## Task description
Track down each line that has the word "screenshot" and copy it.

[Figure collection entries]
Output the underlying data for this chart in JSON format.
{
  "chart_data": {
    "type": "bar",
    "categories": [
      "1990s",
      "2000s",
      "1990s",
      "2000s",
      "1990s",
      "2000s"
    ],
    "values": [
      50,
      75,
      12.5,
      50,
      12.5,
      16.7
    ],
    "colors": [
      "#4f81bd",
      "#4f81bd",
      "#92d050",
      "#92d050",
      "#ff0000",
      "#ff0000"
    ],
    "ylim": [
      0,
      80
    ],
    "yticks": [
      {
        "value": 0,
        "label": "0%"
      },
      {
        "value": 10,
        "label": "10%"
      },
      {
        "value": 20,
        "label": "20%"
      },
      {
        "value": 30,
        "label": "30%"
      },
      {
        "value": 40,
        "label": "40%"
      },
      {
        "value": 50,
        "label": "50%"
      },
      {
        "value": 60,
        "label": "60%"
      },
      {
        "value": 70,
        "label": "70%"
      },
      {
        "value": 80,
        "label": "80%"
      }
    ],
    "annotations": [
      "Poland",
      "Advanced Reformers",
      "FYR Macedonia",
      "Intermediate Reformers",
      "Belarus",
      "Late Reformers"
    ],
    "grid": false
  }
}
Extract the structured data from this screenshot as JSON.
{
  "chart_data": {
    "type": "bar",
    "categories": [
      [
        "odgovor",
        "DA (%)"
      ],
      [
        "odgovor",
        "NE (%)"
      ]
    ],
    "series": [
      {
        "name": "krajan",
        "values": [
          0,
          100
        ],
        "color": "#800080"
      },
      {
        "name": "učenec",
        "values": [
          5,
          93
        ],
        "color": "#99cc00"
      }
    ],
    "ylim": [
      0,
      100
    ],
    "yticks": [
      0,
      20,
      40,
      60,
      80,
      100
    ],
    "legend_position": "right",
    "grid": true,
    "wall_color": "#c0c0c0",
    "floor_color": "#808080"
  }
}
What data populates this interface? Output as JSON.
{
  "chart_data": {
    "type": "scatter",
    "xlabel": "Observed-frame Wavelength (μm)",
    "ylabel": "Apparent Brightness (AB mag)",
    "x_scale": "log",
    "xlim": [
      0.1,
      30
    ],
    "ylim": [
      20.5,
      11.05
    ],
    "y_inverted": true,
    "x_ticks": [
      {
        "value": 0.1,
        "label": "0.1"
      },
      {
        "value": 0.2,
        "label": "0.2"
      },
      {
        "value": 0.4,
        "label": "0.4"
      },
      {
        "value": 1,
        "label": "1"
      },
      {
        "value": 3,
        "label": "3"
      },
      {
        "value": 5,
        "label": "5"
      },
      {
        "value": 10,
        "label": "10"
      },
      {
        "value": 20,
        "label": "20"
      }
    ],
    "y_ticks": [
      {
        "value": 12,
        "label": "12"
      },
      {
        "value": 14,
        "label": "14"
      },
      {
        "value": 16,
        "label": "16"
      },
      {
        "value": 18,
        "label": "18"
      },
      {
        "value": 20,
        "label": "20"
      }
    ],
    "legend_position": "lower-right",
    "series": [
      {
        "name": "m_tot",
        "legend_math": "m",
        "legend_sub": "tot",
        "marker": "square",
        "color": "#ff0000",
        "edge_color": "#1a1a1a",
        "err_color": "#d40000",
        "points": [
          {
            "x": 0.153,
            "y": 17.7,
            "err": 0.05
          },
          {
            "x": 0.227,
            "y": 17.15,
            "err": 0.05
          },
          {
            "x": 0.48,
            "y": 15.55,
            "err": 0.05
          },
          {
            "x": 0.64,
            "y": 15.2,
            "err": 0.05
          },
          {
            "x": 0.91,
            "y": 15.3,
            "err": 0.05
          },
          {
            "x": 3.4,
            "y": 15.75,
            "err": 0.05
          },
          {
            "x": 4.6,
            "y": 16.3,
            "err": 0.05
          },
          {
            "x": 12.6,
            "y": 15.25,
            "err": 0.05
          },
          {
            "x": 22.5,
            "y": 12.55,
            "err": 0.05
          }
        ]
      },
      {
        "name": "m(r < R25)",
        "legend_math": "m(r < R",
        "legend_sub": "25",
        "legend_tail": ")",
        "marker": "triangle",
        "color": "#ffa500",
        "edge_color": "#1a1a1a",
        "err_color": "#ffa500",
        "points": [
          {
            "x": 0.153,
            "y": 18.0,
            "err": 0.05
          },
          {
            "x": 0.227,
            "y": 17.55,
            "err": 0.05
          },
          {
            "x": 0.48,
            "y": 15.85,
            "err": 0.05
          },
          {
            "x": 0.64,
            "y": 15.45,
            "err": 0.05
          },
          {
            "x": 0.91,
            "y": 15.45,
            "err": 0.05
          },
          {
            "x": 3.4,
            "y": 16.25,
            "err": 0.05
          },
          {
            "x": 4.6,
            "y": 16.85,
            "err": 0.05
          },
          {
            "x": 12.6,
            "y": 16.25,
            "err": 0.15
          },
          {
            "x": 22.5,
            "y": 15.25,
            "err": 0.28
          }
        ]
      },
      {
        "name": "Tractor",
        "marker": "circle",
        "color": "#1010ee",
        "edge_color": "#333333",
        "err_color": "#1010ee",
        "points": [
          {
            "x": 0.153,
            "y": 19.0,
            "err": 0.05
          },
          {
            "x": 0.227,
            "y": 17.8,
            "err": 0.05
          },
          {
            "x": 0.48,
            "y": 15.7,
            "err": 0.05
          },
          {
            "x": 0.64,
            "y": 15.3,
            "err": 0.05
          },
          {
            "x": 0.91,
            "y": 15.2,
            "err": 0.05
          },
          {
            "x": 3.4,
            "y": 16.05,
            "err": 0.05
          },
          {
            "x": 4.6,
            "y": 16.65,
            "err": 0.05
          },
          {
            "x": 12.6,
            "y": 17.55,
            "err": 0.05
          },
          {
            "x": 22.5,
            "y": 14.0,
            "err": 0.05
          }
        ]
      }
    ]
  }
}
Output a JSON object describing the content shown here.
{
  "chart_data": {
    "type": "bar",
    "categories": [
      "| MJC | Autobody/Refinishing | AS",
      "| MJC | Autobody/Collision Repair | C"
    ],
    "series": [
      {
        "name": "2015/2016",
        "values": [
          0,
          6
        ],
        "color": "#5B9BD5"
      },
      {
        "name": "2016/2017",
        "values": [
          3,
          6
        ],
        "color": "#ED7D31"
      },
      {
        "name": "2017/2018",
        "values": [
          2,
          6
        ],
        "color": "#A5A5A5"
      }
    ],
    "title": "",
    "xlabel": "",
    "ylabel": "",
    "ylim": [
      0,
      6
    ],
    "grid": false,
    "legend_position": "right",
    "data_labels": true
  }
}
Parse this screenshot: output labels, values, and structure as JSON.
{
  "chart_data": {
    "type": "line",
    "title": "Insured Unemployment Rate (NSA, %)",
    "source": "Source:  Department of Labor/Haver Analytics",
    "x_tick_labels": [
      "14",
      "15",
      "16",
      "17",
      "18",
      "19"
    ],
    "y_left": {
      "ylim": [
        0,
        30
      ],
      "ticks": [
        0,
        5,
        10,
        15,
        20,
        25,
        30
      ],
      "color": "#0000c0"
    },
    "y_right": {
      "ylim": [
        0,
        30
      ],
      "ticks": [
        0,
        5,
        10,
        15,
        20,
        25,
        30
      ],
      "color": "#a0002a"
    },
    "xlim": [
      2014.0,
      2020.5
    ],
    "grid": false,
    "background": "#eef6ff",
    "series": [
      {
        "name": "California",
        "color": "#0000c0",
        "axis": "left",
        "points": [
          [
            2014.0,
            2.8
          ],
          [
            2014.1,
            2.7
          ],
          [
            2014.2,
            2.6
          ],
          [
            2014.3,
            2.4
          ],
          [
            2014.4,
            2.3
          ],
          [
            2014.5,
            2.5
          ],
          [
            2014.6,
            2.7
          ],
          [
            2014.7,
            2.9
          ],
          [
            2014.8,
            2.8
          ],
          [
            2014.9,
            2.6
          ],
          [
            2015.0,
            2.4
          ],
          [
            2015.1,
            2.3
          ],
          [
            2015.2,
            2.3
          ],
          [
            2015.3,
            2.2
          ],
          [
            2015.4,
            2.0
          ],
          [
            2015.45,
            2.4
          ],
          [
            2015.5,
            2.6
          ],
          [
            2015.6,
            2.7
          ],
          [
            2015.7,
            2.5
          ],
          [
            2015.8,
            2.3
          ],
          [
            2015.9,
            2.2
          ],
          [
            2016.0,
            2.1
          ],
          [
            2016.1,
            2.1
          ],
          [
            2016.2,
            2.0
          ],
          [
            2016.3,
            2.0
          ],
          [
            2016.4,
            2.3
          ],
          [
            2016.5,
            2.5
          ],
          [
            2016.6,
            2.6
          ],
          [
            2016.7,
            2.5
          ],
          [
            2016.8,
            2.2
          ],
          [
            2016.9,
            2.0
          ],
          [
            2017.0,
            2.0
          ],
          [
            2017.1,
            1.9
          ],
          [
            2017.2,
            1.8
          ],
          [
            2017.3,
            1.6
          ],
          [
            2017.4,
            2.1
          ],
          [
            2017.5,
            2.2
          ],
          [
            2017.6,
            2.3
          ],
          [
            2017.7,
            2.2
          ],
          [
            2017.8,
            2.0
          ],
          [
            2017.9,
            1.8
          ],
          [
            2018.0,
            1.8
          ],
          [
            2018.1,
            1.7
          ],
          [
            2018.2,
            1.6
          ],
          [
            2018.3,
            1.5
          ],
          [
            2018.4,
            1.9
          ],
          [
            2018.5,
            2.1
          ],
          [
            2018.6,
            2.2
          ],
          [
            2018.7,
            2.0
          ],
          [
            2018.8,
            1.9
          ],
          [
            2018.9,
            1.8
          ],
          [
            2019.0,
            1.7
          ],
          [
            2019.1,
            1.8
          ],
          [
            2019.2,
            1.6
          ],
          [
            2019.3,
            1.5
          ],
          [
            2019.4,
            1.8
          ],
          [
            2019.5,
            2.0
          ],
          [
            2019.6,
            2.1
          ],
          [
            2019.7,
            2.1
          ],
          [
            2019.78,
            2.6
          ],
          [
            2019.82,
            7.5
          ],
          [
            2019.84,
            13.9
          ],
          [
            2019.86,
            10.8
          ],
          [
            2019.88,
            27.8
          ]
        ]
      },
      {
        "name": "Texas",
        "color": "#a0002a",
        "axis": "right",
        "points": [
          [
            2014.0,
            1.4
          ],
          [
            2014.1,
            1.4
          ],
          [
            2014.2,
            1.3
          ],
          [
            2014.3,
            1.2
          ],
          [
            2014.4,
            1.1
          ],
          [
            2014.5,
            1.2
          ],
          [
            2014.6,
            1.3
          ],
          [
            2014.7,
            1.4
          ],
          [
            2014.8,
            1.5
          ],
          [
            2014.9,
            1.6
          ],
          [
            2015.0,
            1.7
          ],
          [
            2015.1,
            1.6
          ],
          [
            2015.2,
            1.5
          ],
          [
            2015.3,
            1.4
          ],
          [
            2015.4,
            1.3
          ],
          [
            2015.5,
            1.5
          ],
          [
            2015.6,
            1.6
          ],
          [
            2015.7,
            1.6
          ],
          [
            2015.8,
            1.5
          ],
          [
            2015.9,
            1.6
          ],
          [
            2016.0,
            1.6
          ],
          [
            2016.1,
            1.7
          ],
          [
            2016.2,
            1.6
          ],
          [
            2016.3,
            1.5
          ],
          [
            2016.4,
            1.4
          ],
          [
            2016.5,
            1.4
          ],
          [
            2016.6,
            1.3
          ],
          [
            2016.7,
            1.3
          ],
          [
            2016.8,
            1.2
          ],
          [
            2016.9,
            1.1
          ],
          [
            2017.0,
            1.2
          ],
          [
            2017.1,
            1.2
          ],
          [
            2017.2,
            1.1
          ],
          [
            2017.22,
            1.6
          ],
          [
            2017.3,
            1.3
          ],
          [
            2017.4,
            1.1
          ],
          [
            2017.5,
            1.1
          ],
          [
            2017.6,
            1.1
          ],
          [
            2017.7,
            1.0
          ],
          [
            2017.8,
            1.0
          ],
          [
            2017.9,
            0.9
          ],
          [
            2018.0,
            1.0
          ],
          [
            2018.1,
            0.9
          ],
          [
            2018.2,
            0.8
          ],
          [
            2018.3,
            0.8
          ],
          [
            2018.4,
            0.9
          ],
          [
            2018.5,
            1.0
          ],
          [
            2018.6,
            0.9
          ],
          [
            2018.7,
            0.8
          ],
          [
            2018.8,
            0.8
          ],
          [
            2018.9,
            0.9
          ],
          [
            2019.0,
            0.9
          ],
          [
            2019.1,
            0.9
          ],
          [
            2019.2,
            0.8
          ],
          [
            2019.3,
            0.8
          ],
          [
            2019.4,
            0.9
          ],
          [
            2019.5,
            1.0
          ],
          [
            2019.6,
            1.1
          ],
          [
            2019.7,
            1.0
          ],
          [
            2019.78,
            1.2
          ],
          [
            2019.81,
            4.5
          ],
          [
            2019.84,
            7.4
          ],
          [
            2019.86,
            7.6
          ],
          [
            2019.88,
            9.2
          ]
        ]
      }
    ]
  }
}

## Problem solution
Extract the structured data from this screenshot as JSON.
Parse this screenshot: output labels, values, and structure as JSON.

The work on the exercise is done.